- _WRITTEN REQUEST_
Identify the lines that contain the string "Teriyaki" and report only how many there are.

[Data records]
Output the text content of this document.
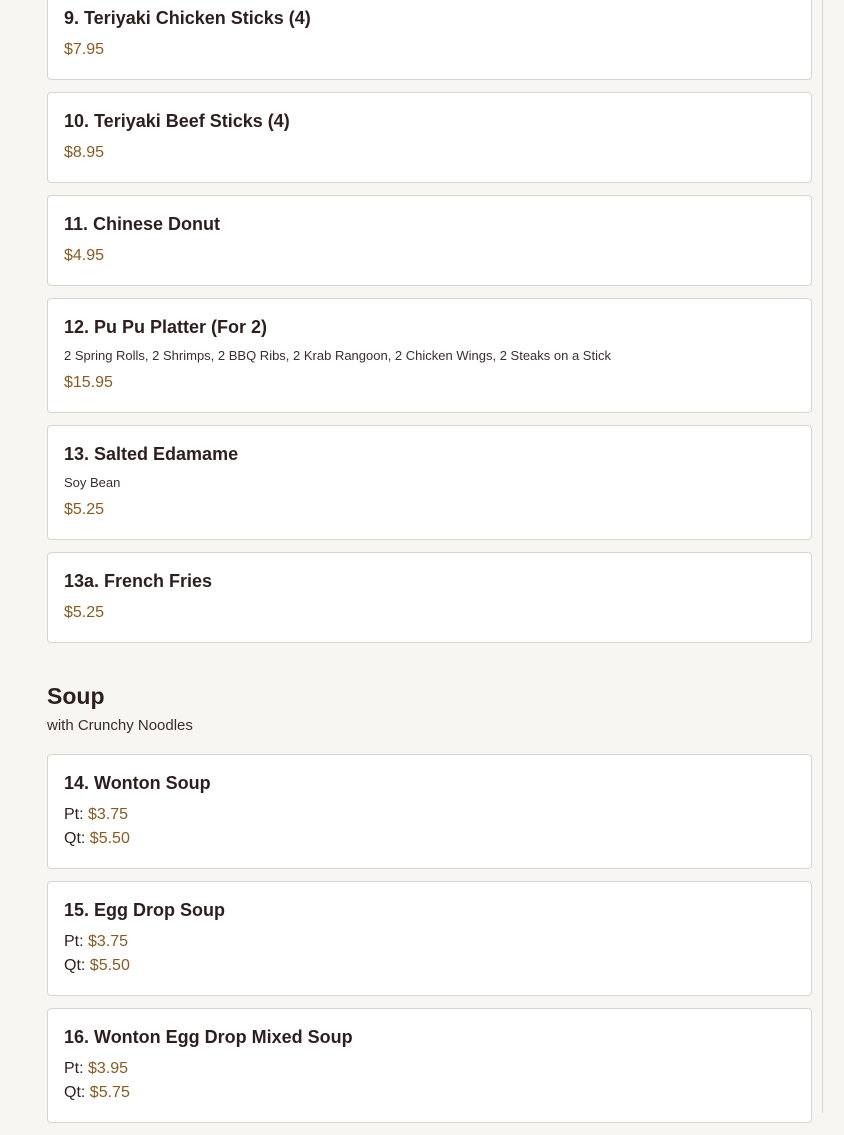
9. Teriyaki Chicken Sticks (4)
$7.95
10. Teriyaki Beef Sticks (4)
$8.95
11. Chinese Donut
$4.95
12. Pu Pu Platter (For 2)
2 Spring Rolls, 2 Shrimps, 2 BBQ Ribs, 2 Krab Rangoon, 2 Chicken Wings, 2 Steaks on a Stick
$15.95
13. Salted Edamame
Soy Bean
$5.25
13a. French Fries
$5.25
Soup
with Crunchy Noodles
14. Wonton Soup
Pt: $3.75
Qt: $5.50
15. Egg Drop Soup
Pt: $3.75
Qt: $5.50
16. Wonton Egg Drop Mixed Soup
Pt: $3.95
Qt: $5.75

- _REPLY_
2